╭─ STORED RECORDS

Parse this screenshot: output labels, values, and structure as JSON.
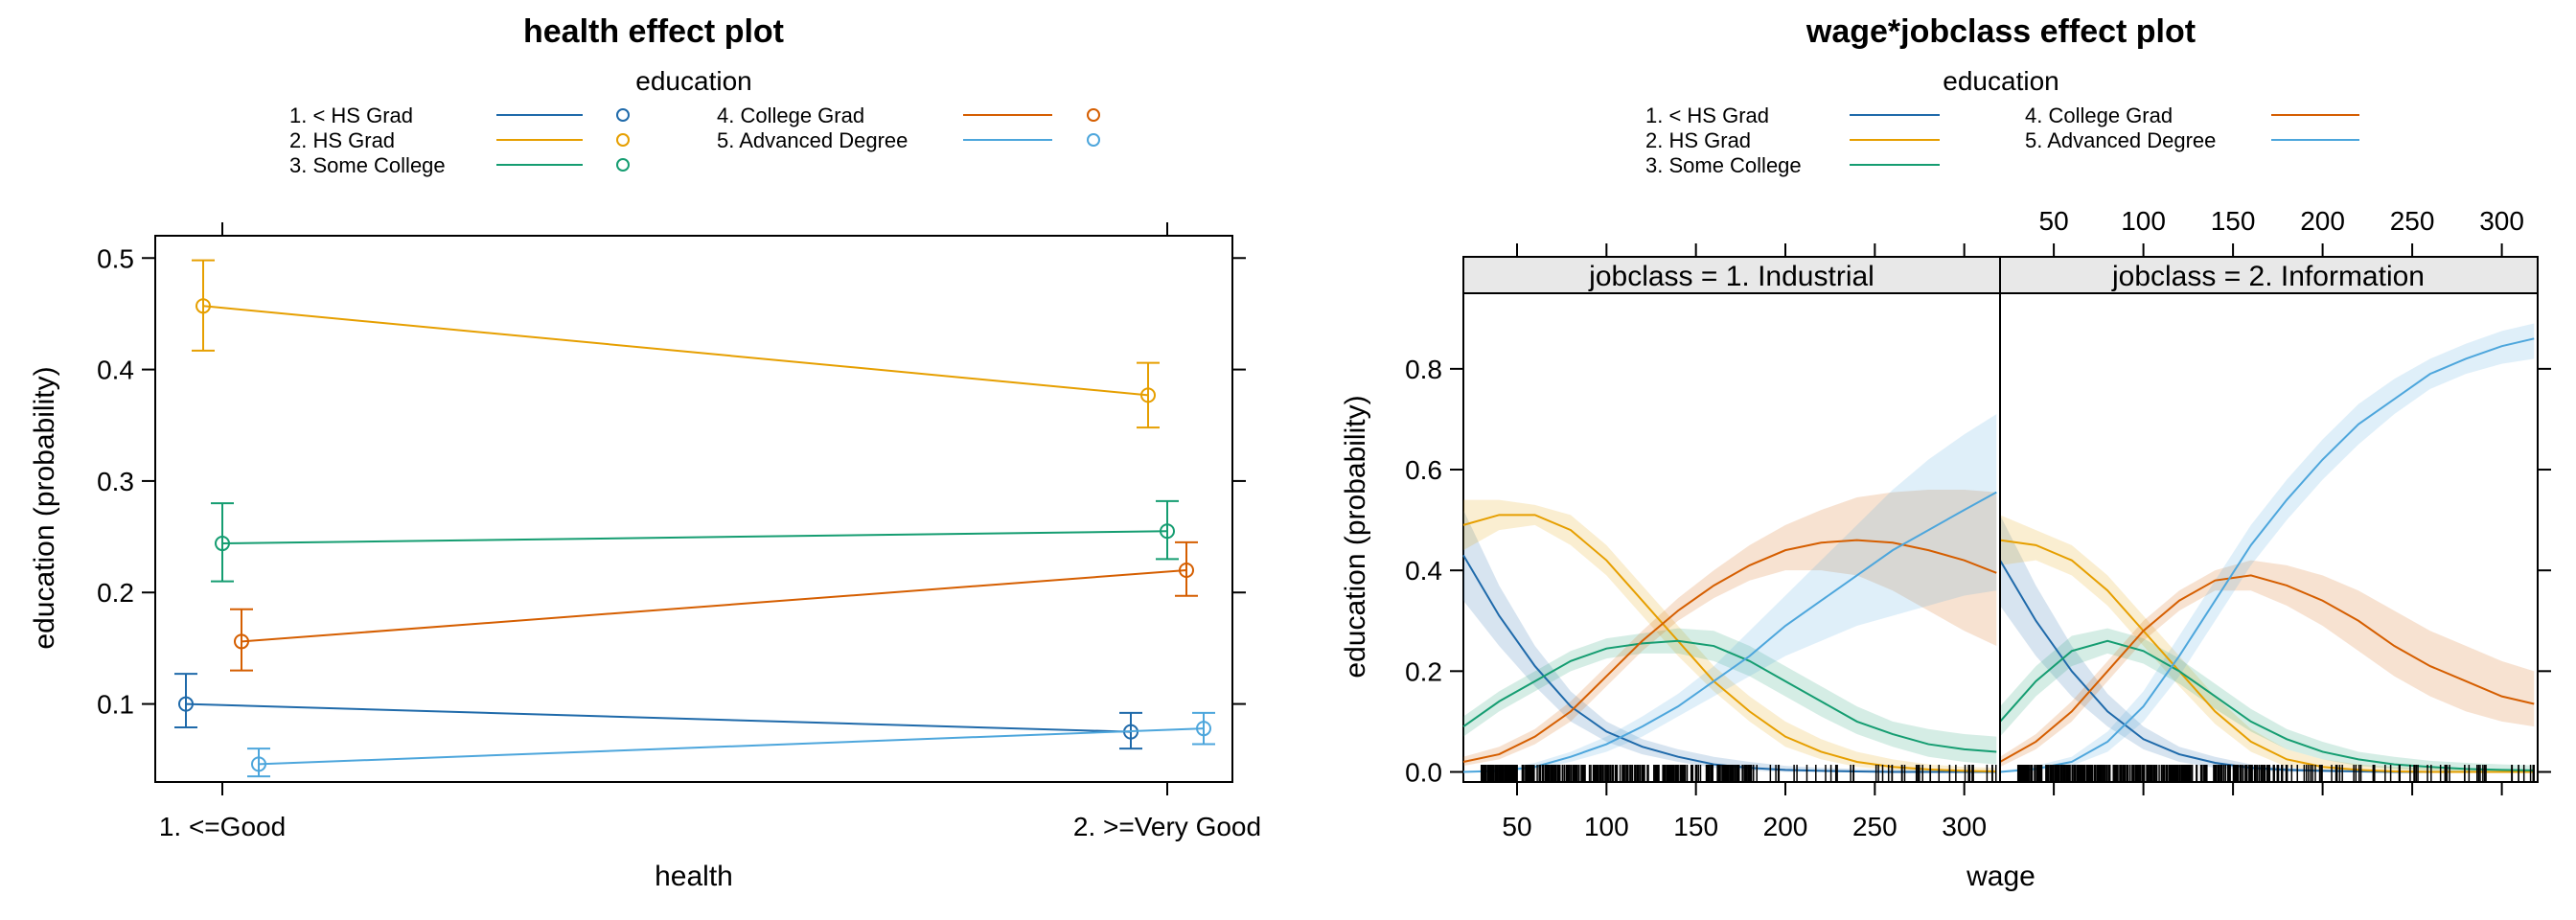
{
  "colors": {
    "1": "#1f6aaa",
    "2": "#e69f00",
    "3": "#159d71",
    "4": "#d55e00",
    "5": "#4da6dc"
  },
  "legend": {
    "title": "education",
    "entries": [
      {
        "id": "1",
        "label": "1. < HS Grad"
      },
      {
        "id": "2",
        "label": "2. HS Grad"
      },
      {
        "id": "3",
        "label": "3. Some College"
      },
      {
        "id": "4",
        "label": "4. College Grad"
      },
      {
        "id": "5",
        "label": "5. Advanced Degree"
      }
    ]
  },
  "chart_data": [
    {
      "type": "line",
      "title": "health effect plot",
      "xlabel": "health",
      "ylabel": "education (probability)",
      "categories": [
        "1. <=Good",
        "2. >=Very Good"
      ],
      "ylim": [
        0.03,
        0.52
      ],
      "yticks": [
        "0.1",
        "0.2",
        "0.3",
        "0.4",
        "0.5"
      ],
      "series": [
        {
          "id": "1",
          "name": "1. < HS Grad",
          "values": [
            0.1,
            0.075
          ],
          "lower": [
            0.079,
            0.06
          ],
          "upper": [
            0.127,
            0.092
          ]
        },
        {
          "id": "2",
          "name": "2. HS Grad",
          "values": [
            0.457,
            0.377
          ],
          "lower": [
            0.417,
            0.348
          ],
          "upper": [
            0.498,
            0.406
          ]
        },
        {
          "id": "3",
          "name": "3. Some College",
          "values": [
            0.244,
            0.255
          ],
          "lower": [
            0.21,
            0.23
          ],
          "upper": [
            0.28,
            0.282
          ]
        },
        {
          "id": "4",
          "name": "4. College Grad",
          "values": [
            0.156,
            0.22
          ],
          "lower": [
            0.13,
            0.197
          ],
          "upper": [
            0.185,
            0.245
          ]
        },
        {
          "id": "5",
          "name": "5. Advanced Degree",
          "values": [
            0.046,
            0.078
          ],
          "lower": [
            0.035,
            0.064
          ],
          "upper": [
            0.06,
            0.092
          ]
        }
      ]
    },
    {
      "type": "line",
      "title": "wage*jobclass effect plot",
      "xlabel": "wage",
      "ylabel": "education (probability)",
      "xlim": [
        20,
        320
      ],
      "ylim": [
        -0.02,
        0.95
      ],
      "xticks": [
        "50",
        "100",
        "150",
        "200",
        "250",
        "300"
      ],
      "yticks": [
        "0.0",
        "0.2",
        "0.4",
        "0.6",
        "0.8"
      ],
      "panels": [
        {
          "strip": "jobclass = 1. Industrial",
          "x": [
            20,
            40,
            60,
            80,
            100,
            120,
            140,
            160,
            180,
            200,
            220,
            240,
            260,
            280,
            300,
            318
          ],
          "series": [
            {
              "id": "1",
              "values": [
                0.43,
                0.31,
                0.21,
                0.13,
                0.08,
                0.05,
                0.03,
                0.015,
                0.008,
                0.004,
                0.002,
                0.001,
                0.0,
                0.0,
                0.0,
                0.0
              ],
              "lower": [
                0.34,
                0.25,
                0.17,
                0.1,
                0.06,
                0.035,
                0.02,
                0.008,
                0.003,
                0.0,
                0.0,
                0.0,
                0.0,
                0.0,
                0.0,
                0.0
              ],
              "upper": [
                0.52,
                0.37,
                0.25,
                0.16,
                0.1,
                0.065,
                0.045,
                0.03,
                0.02,
                0.012,
                0.008,
                0.006,
                0.005,
                0.004,
                0.003,
                0.003
              ]
            },
            {
              "id": "2",
              "values": [
                0.49,
                0.51,
                0.51,
                0.48,
                0.42,
                0.34,
                0.26,
                0.18,
                0.12,
                0.07,
                0.04,
                0.02,
                0.01,
                0.005,
                0.002,
                0.001
              ],
              "lower": [
                0.44,
                0.48,
                0.49,
                0.45,
                0.39,
                0.31,
                0.23,
                0.16,
                0.1,
                0.05,
                0.025,
                0.01,
                0.004,
                0.001,
                0.0,
                0.0
              ],
              "upper": [
                0.54,
                0.54,
                0.53,
                0.51,
                0.45,
                0.37,
                0.29,
                0.21,
                0.15,
                0.1,
                0.065,
                0.04,
                0.025,
                0.015,
                0.01,
                0.008
              ]
            },
            {
              "id": "3",
              "values": [
                0.09,
                0.14,
                0.18,
                0.22,
                0.245,
                0.255,
                0.26,
                0.25,
                0.22,
                0.18,
                0.14,
                0.1,
                0.075,
                0.055,
                0.045,
                0.04
              ],
              "lower": [
                0.07,
                0.12,
                0.16,
                0.2,
                0.225,
                0.235,
                0.235,
                0.22,
                0.19,
                0.15,
                0.11,
                0.075,
                0.05,
                0.03,
                0.02,
                0.015
              ],
              "upper": [
                0.11,
                0.16,
                0.2,
                0.24,
                0.265,
                0.275,
                0.285,
                0.28,
                0.25,
                0.21,
                0.17,
                0.13,
                0.1,
                0.085,
                0.075,
                0.07
              ]
            },
            {
              "id": "4",
              "values": [
                0.02,
                0.035,
                0.07,
                0.12,
                0.19,
                0.26,
                0.32,
                0.37,
                0.41,
                0.44,
                0.455,
                0.46,
                0.455,
                0.44,
                0.42,
                0.395
              ],
              "lower": [
                0.012,
                0.025,
                0.055,
                0.1,
                0.17,
                0.24,
                0.3,
                0.345,
                0.38,
                0.4,
                0.4,
                0.39,
                0.36,
                0.32,
                0.28,
                0.25
              ],
              "upper": [
                0.03,
                0.05,
                0.085,
                0.14,
                0.21,
                0.28,
                0.345,
                0.4,
                0.45,
                0.49,
                0.52,
                0.545,
                0.555,
                0.56,
                0.56,
                0.555
              ]
            },
            {
              "id": "5",
              "values": [
                0.0,
                0.002,
                0.01,
                0.03,
                0.055,
                0.09,
                0.13,
                0.18,
                0.23,
                0.29,
                0.34,
                0.39,
                0.44,
                0.48,
                0.52,
                0.555
              ],
              "lower": [
                0.0,
                0.0,
                0.005,
                0.02,
                0.04,
                0.07,
                0.11,
                0.15,
                0.19,
                0.23,
                0.26,
                0.29,
                0.31,
                0.33,
                0.35,
                0.36
              ],
              "upper": [
                0.002,
                0.005,
                0.018,
                0.04,
                0.07,
                0.11,
                0.155,
                0.21,
                0.28,
                0.35,
                0.42,
                0.49,
                0.56,
                0.62,
                0.67,
                0.71
              ]
            }
          ]
        },
        {
          "strip": "jobclass = 2. Information",
          "x": [
            20,
            40,
            60,
            80,
            100,
            120,
            140,
            160,
            180,
            200,
            220,
            240,
            260,
            280,
            300,
            318
          ],
          "series": [
            {
              "id": "1",
              "values": [
                0.42,
                0.3,
                0.2,
                0.12,
                0.065,
                0.035,
                0.018,
                0.008,
                0.004,
                0.002,
                0.001,
                0.0,
                0.0,
                0.0,
                0.0,
                0.0
              ],
              "lower": [
                0.33,
                0.23,
                0.15,
                0.09,
                0.045,
                0.02,
                0.008,
                0.003,
                0.0,
                0.0,
                0.0,
                0.0,
                0.0,
                0.0,
                0.0,
                0.0
              ],
              "upper": [
                0.51,
                0.37,
                0.25,
                0.155,
                0.09,
                0.05,
                0.03,
                0.015,
                0.008,
                0.005,
                0.004,
                0.003,
                0.002,
                0.002,
                0.002,
                0.002
              ]
            },
            {
              "id": "2",
              "values": [
                0.46,
                0.45,
                0.42,
                0.36,
                0.28,
                0.2,
                0.12,
                0.06,
                0.025,
                0.01,
                0.004,
                0.001,
                0.0,
                0.0,
                0.0,
                0.0
              ],
              "lower": [
                0.41,
                0.42,
                0.39,
                0.33,
                0.25,
                0.17,
                0.095,
                0.04,
                0.01,
                0.002,
                0.0,
                0.0,
                0.0,
                0.0,
                0.0,
                0.0
              ],
              "upper": [
                0.51,
                0.48,
                0.45,
                0.39,
                0.31,
                0.23,
                0.15,
                0.085,
                0.045,
                0.025,
                0.015,
                0.01,
                0.008,
                0.006,
                0.005,
                0.005
              ]
            },
            {
              "id": "3",
              "values": [
                0.1,
                0.18,
                0.24,
                0.26,
                0.24,
                0.2,
                0.15,
                0.1,
                0.065,
                0.04,
                0.025,
                0.015,
                0.01,
                0.006,
                0.004,
                0.003
              ],
              "lower": [
                0.07,
                0.15,
                0.21,
                0.235,
                0.215,
                0.175,
                0.125,
                0.08,
                0.045,
                0.025,
                0.012,
                0.006,
                0.003,
                0.001,
                0.0,
                0.0
              ],
              "upper": [
                0.13,
                0.21,
                0.27,
                0.285,
                0.265,
                0.225,
                0.175,
                0.125,
                0.085,
                0.06,
                0.04,
                0.03,
                0.022,
                0.018,
                0.015,
                0.013
              ]
            },
            {
              "id": "4",
              "values": [
                0.02,
                0.06,
                0.12,
                0.2,
                0.28,
                0.34,
                0.38,
                0.39,
                0.37,
                0.34,
                0.3,
                0.25,
                0.21,
                0.18,
                0.15,
                0.135
              ],
              "lower": [
                0.01,
                0.045,
                0.1,
                0.18,
                0.26,
                0.32,
                0.36,
                0.36,
                0.33,
                0.29,
                0.24,
                0.19,
                0.15,
                0.12,
                0.1,
                0.09
              ],
              "upper": [
                0.03,
                0.075,
                0.14,
                0.22,
                0.3,
                0.36,
                0.4,
                0.42,
                0.41,
                0.39,
                0.36,
                0.32,
                0.28,
                0.25,
                0.22,
                0.2
              ]
            },
            {
              "id": "5",
              "values": [
                0.0,
                0.006,
                0.02,
                0.06,
                0.13,
                0.23,
                0.34,
                0.45,
                0.54,
                0.62,
                0.69,
                0.74,
                0.79,
                0.82,
                0.845,
                0.86
              ],
              "lower": [
                0.0,
                0.002,
                0.012,
                0.04,
                0.1,
                0.19,
                0.3,
                0.41,
                0.5,
                0.58,
                0.65,
                0.71,
                0.76,
                0.79,
                0.81,
                0.82
              ],
              "upper": [
                0.002,
                0.012,
                0.03,
                0.08,
                0.16,
                0.27,
                0.38,
                0.49,
                0.58,
                0.66,
                0.73,
                0.78,
                0.82,
                0.85,
                0.875,
                0.89
              ]
            }
          ]
        }
      ]
    }
  ]
}
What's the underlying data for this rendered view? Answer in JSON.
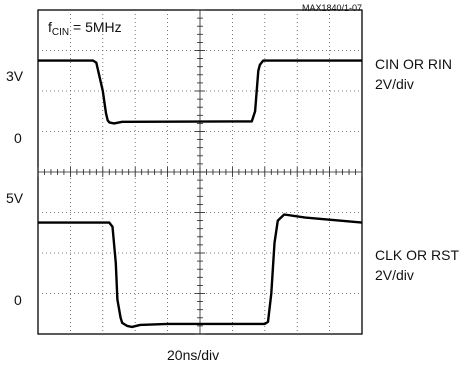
{
  "figure_id": "MAX1840/1-07",
  "annotation": {
    "prefix": "f",
    "subscript": "CIN",
    "suffix": " = 5MHz"
  },
  "x_scale_label": "20ns/div",
  "channels": [
    {
      "name": "CIN OR RIN",
      "scale": "2V/div",
      "level_high": "3V",
      "level_low": "0"
    },
    {
      "name": "CLK OR RST",
      "scale": "2V/div",
      "level_high": "5V",
      "level_low": "0"
    }
  ],
  "chart_data": {
    "type": "line",
    "title": "",
    "xlabel": "20ns/div",
    "ylabel": "",
    "x_unit": "ns",
    "x_range": [
      0,
      200
    ],
    "grid": true,
    "divisions": {
      "x": 10,
      "y": 8
    },
    "series": [
      {
        "name": "CIN OR RIN",
        "unit": "V",
        "volts_per_div": 2,
        "high": 3,
        "low": 0,
        "ground_div": 1.25,
        "points": [
          [
            0,
            3
          ],
          [
            34,
            3
          ],
          [
            36,
            2.9
          ],
          [
            40,
            1.5
          ],
          [
            42,
            0.4
          ],
          [
            43,
            0.05
          ],
          [
            44,
            -0.05
          ],
          [
            47,
            -0.1
          ],
          [
            52,
            -0.02
          ],
          [
            120,
            0
          ],
          [
            132,
            0
          ],
          [
            134,
            0.5
          ],
          [
            136,
            2.5
          ],
          [
            137,
            2.8
          ],
          [
            139,
            3
          ],
          [
            200,
            3
          ]
        ]
      },
      {
        "name": "CLK OR RST",
        "unit": "V",
        "volts_per_div": 2,
        "high": 5,
        "low": 0,
        "ground_div": -3.75,
        "points": [
          [
            0,
            5
          ],
          [
            44,
            5
          ],
          [
            46,
            4.8
          ],
          [
            48,
            3
          ],
          [
            49,
            1.2
          ],
          [
            51,
            0.3
          ],
          [
            52,
            0.05
          ],
          [
            55,
            -0.1
          ],
          [
            58,
            -0.15
          ],
          [
            63,
            -0.05
          ],
          [
            80,
            0
          ],
          [
            140,
            0
          ],
          [
            142,
            0.1
          ],
          [
            144,
            1.5
          ],
          [
            146,
            4
          ],
          [
            148,
            5.1
          ],
          [
            152,
            5.4
          ],
          [
            165,
            5.25
          ],
          [
            200,
            5
          ]
        ]
      }
    ]
  }
}
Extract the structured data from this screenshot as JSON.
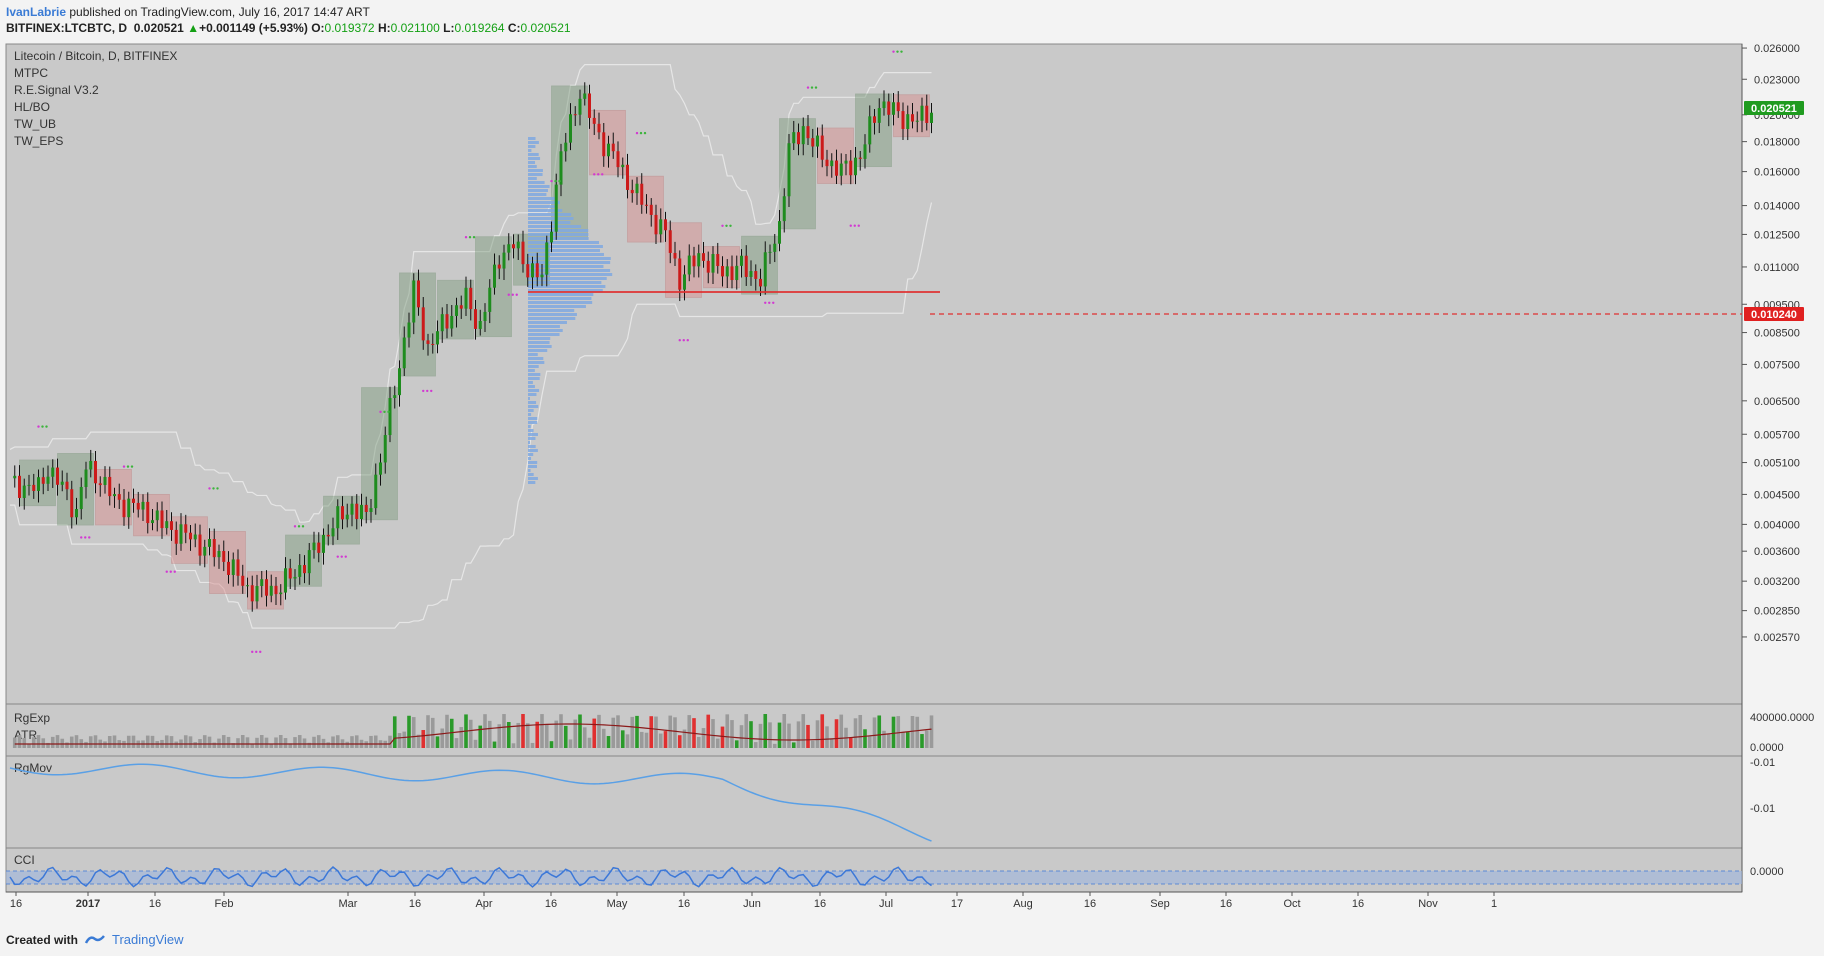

╰─

→ TASK: Copy each line above containing the string "Some".

→ ANSWER TO THE TASK:
        "label": "3. Some College"
          "name": "3. Some College",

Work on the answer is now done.